(Data entries for graphics)

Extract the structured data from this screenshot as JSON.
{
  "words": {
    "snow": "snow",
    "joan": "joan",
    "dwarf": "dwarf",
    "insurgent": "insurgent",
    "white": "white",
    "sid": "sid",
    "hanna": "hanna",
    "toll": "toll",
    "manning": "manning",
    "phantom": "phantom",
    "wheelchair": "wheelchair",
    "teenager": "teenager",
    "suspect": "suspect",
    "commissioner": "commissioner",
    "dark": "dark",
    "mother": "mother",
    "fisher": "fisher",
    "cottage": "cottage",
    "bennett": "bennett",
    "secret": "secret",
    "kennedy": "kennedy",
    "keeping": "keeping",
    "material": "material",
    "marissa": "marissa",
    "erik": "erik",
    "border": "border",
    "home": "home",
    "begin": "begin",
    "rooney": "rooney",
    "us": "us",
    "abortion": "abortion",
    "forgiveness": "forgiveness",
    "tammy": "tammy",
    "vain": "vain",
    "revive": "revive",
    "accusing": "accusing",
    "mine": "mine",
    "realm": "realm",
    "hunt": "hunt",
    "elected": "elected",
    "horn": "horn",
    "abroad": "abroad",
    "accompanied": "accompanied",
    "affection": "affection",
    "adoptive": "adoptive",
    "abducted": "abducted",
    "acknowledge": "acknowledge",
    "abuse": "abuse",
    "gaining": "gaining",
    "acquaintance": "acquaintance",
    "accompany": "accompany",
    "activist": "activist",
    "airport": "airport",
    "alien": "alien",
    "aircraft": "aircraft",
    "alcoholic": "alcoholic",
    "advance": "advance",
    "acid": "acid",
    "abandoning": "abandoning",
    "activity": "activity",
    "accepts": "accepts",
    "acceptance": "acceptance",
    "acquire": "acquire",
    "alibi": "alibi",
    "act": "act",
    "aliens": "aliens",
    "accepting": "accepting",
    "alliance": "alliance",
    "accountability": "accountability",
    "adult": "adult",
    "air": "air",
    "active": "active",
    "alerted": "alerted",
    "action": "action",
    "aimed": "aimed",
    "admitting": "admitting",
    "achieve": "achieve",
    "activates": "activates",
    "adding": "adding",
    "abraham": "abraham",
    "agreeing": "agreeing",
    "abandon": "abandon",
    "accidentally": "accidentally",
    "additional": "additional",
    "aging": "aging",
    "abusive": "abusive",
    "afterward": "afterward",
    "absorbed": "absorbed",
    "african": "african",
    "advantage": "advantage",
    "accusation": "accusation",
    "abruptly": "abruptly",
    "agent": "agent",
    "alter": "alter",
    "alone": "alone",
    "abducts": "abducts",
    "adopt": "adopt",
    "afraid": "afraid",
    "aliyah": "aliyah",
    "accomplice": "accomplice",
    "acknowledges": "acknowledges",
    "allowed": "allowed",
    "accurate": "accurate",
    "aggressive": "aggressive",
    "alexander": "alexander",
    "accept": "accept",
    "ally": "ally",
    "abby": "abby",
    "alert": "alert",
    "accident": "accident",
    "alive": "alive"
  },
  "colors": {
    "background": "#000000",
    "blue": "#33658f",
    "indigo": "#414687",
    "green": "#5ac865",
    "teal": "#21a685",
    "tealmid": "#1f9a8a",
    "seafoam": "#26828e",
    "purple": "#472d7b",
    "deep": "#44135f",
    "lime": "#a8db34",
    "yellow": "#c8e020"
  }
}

GOAL OF THE EXERCISE
Return all the data exactly as given.

SOLUTION BELOW
Extract the structured data from this screenshot as JSON.
{
  "words": {
    "snow": "snow",
    "joan": "joan",
    "dwarf": "dwarf",
    "insurgent": "insurgent",
    "white": "white",
    "sid": "sid",
    "hanna": "hanna",
    "toll": "toll",
    "manning": "manning",
    "phantom": "phantom",
    "wheelchair": "wheelchair",
    "teenager": "teenager",
    "suspect": "suspect",
    "commissioner": "commissioner",
    "dark": "dark",
    "mother": "mother",
    "fisher": "fisher",
    "cottage": "cottage",
    "bennett": "bennett",
    "secret": "secret",
    "kennedy": "kennedy",
    "keeping": "keeping",
    "material": "material",
    "marissa": "marissa",
    "erik": "erik",
    "border": "border",
    "home": "home",
    "begin": "begin",
    "rooney": "rooney",
    "us": "us",
    "abortion": "abortion",
    "forgiveness": "forgiveness",
    "tammy": "tammy",
    "vain": "vain",
    "revive": "revive",
    "accusing": "accusing",
    "mine": "mine",
    "realm": "realm",
    "hunt": "hunt",
    "elected": "elected",
    "horn": "horn",
    "abroad": "abroad",
    "accompanied": "accompanied",
    "affection": "affection",
    "adoptive": "adoptive",
    "abducted": "abducted",
    "acknowledge": "acknowledge",
    "abuse": "abuse",
    "gaining": "gaining",
    "acquaintance": "acquaintance",
    "accompany": "accompany",
    "activist": "activist",
    "airport": "airport",
    "alien": "alien",
    "aircraft": "aircraft",
    "alcoholic": "alcoholic",
    "advance": "advance",
    "acid": "acid",
    "abandoning": "abandoning",
    "activity": "activity",
    "accepts": "accepts",
    "acceptance": "acceptance",
    "acquire": "acquire",
    "alibi": "alibi",
    "act": "act",
    "aliens": "aliens",
    "accepting": "accepting",
    "alliance": "alliance",
    "accountability": "accountability",
    "adult": "adult",
    "air": "air",
    "active": "active",
    "alerted": "alerted",
    "action": "action",
    "aimed": "aimed",
    "admitting": "admitting",
    "achieve": "achieve",
    "activates": "activates",
    "adding": "adding",
    "abraham": "abraham",
    "agreeing": "agreeing",
    "abandon": "abandon",
    "accidentally": "accidentally",
    "additional": "additional",
    "aging": "aging",
    "abusive": "abusive",
    "afterward": "afterward",
    "absorbed": "absorbed",
    "african": "african",
    "advantage": "advantage",
    "accusation": "accusation",
    "abruptly": "abruptly",
    "agent": "agent",
    "alter": "alter",
    "alone": "alone",
    "abducts": "abducts",
    "adopt": "adopt",
    "afraid": "afraid",
    "aliyah": "aliyah",
    "accomplice": "accomplice",
    "acknowledges": "acknowledges",
    "allowed": "allowed",
    "accurate": "accurate",
    "aggressive": "aggressive",
    "alexander": "alexander",
    "accept": "accept",
    "ally": "ally",
    "abby": "abby",
    "alert": "alert",
    "accident": "accident",
    "alive": "alive"
  },
  "colors": {
    "background": "#000000",
    "blue": "#33658f",
    "indigo": "#414687",
    "green": "#5ac865",
    "teal": "#21a685",
    "tealmid": "#1f9a8a",
    "seafoam": "#26828e",
    "purple": "#472d7b",
    "deep": "#44135f",
    "lime": "#a8db34",
    "yellow": "#c8e020"
  }
}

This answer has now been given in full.